Check each line of the listing, and copy it if it contains the word "name".

(Lines of data)

###

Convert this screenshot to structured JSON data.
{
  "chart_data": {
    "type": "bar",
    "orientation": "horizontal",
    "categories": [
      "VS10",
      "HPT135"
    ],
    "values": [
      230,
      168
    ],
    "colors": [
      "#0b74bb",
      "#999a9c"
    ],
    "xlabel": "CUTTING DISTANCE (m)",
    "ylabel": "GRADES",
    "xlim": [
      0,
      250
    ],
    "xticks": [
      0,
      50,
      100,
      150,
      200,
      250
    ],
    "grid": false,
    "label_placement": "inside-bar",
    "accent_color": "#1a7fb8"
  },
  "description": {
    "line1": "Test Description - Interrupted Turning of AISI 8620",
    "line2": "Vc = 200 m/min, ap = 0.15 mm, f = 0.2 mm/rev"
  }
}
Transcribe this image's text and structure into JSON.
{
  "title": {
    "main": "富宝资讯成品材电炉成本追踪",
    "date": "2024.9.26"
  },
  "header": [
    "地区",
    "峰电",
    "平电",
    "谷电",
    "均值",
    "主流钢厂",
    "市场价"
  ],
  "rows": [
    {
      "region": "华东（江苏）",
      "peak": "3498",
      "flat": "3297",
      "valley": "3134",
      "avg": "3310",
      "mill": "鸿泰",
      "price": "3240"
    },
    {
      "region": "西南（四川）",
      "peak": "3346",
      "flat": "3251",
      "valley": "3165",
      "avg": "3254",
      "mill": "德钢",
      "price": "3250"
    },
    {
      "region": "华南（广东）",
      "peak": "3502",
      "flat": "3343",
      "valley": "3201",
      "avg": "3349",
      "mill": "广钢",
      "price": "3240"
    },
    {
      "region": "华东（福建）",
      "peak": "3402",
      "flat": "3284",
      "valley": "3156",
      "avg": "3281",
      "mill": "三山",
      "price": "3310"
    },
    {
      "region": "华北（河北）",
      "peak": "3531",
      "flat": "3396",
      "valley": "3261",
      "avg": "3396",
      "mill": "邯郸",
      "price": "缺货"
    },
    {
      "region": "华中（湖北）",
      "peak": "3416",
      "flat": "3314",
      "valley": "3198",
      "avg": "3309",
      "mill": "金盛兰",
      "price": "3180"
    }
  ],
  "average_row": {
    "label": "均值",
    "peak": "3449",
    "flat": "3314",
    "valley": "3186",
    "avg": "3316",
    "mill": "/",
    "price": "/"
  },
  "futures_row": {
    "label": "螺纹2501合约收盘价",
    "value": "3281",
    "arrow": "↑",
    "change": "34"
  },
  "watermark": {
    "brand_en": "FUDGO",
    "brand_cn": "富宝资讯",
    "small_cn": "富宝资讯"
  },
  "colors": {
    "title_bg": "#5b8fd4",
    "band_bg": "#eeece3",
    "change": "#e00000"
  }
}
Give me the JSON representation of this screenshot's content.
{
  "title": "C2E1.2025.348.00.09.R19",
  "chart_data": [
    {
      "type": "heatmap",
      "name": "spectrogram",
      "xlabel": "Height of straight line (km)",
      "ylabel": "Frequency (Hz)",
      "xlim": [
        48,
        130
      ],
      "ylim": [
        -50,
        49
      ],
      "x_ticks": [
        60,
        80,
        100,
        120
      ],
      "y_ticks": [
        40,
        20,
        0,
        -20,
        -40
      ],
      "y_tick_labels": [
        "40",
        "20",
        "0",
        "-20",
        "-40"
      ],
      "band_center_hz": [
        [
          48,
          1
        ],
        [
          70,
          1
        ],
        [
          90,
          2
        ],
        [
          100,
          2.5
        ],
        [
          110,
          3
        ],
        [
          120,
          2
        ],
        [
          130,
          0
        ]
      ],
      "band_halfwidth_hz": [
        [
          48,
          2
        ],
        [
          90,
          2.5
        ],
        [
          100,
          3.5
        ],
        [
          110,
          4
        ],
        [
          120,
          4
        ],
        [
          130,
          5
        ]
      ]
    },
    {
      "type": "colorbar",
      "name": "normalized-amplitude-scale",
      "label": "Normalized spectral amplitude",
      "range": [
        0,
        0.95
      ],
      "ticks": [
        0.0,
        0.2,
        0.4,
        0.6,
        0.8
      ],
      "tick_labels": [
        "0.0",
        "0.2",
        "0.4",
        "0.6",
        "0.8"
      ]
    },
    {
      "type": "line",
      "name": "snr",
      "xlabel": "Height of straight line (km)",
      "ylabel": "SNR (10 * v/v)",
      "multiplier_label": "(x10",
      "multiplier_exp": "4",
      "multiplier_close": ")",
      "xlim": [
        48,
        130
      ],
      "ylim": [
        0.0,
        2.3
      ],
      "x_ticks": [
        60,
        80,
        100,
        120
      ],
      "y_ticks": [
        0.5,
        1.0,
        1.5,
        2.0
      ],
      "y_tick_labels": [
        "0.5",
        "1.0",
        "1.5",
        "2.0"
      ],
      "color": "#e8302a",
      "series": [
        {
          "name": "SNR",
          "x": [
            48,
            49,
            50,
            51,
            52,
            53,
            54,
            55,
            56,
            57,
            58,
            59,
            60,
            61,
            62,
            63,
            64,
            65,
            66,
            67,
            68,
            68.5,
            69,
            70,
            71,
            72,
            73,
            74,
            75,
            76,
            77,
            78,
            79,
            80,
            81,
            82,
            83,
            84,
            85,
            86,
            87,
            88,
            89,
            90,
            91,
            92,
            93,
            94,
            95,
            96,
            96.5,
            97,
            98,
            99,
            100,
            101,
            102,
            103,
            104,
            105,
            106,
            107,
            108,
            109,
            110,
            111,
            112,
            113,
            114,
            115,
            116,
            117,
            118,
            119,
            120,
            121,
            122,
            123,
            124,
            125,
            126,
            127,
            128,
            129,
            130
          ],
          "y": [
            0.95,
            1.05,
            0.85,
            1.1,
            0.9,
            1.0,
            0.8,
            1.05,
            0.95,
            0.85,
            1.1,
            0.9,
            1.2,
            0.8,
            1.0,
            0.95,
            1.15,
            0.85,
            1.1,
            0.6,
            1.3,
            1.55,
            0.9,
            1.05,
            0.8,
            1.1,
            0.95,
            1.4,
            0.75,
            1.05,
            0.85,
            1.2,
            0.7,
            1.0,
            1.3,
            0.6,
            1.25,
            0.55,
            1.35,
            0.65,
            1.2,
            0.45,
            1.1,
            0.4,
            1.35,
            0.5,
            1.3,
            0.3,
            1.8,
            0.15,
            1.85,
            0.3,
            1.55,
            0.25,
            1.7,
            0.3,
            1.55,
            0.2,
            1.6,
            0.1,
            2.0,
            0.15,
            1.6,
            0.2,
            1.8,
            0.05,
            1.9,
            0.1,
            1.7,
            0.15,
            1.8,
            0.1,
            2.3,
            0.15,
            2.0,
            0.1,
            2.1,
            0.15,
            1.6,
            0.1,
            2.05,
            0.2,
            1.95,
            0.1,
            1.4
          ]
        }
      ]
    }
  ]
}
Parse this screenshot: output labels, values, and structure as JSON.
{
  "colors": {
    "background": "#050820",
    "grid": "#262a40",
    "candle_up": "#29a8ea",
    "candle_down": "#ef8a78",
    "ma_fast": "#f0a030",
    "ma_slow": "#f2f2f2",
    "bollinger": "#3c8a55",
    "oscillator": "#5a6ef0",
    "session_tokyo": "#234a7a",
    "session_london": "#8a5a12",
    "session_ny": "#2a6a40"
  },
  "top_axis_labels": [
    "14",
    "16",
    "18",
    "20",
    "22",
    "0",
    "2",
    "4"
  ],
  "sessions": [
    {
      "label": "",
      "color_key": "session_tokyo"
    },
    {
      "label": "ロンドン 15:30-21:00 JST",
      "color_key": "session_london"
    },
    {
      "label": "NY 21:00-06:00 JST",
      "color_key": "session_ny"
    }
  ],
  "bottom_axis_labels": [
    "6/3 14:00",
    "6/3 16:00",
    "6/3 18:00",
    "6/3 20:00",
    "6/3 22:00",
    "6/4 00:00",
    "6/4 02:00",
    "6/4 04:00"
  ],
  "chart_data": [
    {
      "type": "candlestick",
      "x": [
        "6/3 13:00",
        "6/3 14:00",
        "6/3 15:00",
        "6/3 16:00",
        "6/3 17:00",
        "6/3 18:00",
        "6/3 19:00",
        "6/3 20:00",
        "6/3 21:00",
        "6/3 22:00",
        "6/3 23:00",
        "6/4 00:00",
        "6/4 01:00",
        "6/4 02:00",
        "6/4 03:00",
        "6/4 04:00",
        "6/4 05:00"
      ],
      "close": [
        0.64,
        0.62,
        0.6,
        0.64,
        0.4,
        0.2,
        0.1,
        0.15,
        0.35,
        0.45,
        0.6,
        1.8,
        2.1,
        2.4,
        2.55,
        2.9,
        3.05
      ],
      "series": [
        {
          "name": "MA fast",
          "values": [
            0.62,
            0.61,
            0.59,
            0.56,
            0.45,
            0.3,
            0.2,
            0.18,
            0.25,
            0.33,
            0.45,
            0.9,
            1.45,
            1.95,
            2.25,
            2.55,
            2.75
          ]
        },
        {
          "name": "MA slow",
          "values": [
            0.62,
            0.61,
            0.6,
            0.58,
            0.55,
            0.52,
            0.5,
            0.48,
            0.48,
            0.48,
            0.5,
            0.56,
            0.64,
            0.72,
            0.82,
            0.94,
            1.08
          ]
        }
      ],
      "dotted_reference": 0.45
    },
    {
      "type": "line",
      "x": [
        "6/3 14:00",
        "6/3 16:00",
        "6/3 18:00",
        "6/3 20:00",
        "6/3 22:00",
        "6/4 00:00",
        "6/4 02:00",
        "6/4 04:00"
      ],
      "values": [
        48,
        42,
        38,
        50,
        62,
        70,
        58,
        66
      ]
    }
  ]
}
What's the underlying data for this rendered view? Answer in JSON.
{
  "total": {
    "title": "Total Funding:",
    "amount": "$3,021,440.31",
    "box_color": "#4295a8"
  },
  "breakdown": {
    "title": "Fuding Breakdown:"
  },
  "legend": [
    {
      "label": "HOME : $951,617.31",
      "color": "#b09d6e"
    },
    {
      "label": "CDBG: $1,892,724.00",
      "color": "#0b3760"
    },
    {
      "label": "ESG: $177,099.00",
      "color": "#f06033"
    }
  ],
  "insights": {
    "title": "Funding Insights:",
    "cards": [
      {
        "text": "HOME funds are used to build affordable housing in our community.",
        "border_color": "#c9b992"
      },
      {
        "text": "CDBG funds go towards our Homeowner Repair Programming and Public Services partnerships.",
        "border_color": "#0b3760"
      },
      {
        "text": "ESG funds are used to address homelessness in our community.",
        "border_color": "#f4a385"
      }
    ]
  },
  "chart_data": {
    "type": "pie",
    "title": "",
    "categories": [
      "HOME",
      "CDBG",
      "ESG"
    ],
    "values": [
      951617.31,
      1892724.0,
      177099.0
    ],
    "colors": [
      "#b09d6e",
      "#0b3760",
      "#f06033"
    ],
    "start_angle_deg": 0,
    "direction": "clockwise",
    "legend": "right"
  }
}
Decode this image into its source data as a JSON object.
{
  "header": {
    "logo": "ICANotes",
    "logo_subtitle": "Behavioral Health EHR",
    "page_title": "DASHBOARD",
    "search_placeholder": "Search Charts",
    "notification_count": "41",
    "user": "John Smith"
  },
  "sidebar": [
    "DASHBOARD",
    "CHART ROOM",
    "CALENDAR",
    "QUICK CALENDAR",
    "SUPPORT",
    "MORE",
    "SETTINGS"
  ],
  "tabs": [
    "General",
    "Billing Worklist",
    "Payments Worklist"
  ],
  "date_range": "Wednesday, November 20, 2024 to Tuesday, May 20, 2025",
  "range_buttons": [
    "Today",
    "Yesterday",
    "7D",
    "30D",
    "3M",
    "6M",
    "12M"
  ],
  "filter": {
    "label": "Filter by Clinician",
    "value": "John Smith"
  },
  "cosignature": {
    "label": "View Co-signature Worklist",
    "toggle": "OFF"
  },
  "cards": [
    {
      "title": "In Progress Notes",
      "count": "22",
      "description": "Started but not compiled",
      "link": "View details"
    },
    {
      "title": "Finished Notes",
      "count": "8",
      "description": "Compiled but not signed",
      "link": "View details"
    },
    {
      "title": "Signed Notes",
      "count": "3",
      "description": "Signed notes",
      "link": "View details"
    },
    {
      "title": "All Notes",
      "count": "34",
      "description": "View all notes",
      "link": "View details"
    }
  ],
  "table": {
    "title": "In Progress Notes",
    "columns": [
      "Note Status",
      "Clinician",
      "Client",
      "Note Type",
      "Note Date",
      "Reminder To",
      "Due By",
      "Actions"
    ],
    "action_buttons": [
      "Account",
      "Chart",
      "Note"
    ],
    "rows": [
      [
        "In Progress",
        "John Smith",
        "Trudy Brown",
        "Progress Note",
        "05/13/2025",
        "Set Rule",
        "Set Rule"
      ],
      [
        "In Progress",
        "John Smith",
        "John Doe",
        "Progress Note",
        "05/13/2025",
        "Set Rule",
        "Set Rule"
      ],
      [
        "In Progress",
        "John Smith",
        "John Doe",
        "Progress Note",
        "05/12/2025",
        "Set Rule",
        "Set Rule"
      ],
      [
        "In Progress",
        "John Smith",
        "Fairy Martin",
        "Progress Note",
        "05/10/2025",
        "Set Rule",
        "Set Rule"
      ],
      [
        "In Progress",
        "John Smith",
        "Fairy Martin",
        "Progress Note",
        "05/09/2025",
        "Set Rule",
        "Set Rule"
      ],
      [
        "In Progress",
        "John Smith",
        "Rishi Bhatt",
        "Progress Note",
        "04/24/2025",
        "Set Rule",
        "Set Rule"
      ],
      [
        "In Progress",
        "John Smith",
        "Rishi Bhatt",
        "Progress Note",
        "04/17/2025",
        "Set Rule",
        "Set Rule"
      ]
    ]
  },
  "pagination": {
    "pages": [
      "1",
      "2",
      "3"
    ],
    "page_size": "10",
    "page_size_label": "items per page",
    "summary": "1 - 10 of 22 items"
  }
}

###

• [Answer to the problem]
      "name": "spectrogram",
      "name": "normalized-amplitude-scale",
      "name": "snr",
          "name": "SNR",
          "name": "MA fast",
          "name": "MA slow",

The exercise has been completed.